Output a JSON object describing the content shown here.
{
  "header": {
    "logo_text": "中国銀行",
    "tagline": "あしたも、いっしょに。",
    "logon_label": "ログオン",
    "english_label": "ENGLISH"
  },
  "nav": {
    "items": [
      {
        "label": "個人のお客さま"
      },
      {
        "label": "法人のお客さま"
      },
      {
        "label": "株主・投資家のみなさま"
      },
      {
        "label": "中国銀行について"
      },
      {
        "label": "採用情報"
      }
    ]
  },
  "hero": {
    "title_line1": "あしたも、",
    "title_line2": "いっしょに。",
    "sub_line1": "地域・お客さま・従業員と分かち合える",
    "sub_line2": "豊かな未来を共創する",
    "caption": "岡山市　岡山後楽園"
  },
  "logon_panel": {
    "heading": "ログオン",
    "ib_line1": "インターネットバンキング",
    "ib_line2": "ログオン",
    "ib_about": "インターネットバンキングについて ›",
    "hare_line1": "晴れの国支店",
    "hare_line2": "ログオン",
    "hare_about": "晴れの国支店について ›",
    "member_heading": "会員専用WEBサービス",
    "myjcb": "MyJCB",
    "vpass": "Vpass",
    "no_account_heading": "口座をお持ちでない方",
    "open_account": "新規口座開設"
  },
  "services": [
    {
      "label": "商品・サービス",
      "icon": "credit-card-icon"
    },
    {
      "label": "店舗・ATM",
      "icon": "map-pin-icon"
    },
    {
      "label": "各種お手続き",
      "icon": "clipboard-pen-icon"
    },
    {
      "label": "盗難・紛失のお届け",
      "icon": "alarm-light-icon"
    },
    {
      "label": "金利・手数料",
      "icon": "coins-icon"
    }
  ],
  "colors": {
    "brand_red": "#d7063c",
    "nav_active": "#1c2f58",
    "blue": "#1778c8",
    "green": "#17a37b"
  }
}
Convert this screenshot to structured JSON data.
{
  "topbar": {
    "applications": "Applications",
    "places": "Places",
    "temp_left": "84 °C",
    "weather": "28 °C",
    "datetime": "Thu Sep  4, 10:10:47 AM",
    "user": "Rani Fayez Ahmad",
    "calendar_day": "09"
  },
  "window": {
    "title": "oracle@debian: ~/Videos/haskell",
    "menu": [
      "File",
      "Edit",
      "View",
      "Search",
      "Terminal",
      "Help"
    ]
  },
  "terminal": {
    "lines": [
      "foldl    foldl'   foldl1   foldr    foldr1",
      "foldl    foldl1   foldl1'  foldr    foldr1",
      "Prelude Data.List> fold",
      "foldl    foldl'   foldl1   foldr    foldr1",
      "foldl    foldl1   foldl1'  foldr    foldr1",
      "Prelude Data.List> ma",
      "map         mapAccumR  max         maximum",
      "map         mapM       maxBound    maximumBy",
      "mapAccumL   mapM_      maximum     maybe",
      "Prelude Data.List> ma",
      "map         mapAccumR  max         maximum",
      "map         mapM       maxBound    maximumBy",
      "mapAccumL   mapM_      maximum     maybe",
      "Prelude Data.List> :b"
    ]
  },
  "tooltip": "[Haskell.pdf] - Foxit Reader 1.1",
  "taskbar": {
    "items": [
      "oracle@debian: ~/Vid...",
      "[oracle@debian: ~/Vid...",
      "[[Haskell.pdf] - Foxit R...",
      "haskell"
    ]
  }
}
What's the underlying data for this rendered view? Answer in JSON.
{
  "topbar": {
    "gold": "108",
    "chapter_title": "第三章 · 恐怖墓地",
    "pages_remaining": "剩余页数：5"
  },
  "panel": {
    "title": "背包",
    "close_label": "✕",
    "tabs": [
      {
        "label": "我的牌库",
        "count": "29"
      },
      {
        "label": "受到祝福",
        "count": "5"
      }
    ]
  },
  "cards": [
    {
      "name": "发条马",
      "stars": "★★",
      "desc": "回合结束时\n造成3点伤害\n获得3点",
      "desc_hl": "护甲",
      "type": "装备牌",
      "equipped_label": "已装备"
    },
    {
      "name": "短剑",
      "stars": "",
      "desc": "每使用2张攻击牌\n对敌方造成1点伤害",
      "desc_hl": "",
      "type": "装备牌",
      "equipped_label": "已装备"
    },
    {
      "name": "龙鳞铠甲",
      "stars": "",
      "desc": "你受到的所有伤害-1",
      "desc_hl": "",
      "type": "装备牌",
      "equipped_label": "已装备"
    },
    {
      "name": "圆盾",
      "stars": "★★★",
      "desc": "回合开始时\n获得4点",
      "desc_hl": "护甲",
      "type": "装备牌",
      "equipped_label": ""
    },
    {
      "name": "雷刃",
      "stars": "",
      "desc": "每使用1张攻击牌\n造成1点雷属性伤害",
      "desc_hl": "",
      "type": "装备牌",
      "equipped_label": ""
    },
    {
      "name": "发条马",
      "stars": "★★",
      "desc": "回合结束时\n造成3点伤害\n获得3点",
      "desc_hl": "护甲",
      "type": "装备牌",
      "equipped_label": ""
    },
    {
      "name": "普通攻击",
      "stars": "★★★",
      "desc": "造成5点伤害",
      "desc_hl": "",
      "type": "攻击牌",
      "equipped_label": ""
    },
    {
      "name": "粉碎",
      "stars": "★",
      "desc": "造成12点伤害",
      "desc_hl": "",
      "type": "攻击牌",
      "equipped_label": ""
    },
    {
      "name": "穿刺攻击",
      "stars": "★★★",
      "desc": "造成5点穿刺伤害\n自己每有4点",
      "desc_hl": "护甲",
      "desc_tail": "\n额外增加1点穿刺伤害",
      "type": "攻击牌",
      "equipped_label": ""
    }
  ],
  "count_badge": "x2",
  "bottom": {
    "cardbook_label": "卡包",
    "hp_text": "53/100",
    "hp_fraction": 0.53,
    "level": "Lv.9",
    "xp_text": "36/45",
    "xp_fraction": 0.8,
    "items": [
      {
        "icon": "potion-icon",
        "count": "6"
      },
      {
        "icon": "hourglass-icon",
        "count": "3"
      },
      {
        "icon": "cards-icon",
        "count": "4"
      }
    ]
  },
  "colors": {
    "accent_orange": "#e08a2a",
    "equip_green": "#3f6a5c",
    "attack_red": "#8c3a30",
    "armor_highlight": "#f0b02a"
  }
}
┄┄┄┄┄┄┄┄┄┄
DIRECTIONS FOR THIS TASK:
Copy every line from the entries that contains the word "いっしょに".

SOLUTION TO THIS EXERCISE:
    "tagline": "あしたも、いっしょに。",
    "title_line2": "いっしょに。",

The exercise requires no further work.